**What is asked**.
Output the full material exactly as it appears here.

--- BEGIN Information shown ---

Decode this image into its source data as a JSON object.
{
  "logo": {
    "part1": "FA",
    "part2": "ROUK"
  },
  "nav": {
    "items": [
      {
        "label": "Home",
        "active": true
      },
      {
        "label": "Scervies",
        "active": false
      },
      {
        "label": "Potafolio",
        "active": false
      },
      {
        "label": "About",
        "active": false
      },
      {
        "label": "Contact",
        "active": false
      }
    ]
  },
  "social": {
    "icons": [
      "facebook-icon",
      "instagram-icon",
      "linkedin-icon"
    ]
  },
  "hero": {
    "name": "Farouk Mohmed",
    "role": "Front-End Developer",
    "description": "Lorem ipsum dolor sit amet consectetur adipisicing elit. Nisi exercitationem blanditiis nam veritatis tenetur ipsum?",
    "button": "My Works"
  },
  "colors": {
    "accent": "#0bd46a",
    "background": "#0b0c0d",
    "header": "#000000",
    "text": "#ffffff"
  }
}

--- END Information shown ---

**Output for this task**.
Decode this image into its source data as a JSON object.
{
  "logo": {
    "part1": "FA",
    "part2": "ROUK"
  },
  "nav": {
    "items": [
      {
        "label": "Home",
        "active": true
      },
      {
        "label": "Scervies",
        "active": false
      },
      {
        "label": "Potafolio",
        "active": false
      },
      {
        "label": "About",
        "active": false
      },
      {
        "label": "Contact",
        "active": false
      }
    ]
  },
  "social": {
    "icons": [
      "facebook-icon",
      "instagram-icon",
      "linkedin-icon"
    ]
  },
  "hero": {
    "name": "Farouk Mohmed",
    "role": "Front-End Developer",
    "description": "Lorem ipsum dolor sit amet consectetur adipisicing elit. Nisi exercitationem blanditiis nam veritatis tenetur ipsum?",
    "button": "My Works"
  },
  "colors": {
    "accent": "#0bd46a",
    "background": "#0b0c0d",
    "header": "#000000",
    "text": "#ffffff"
  }
}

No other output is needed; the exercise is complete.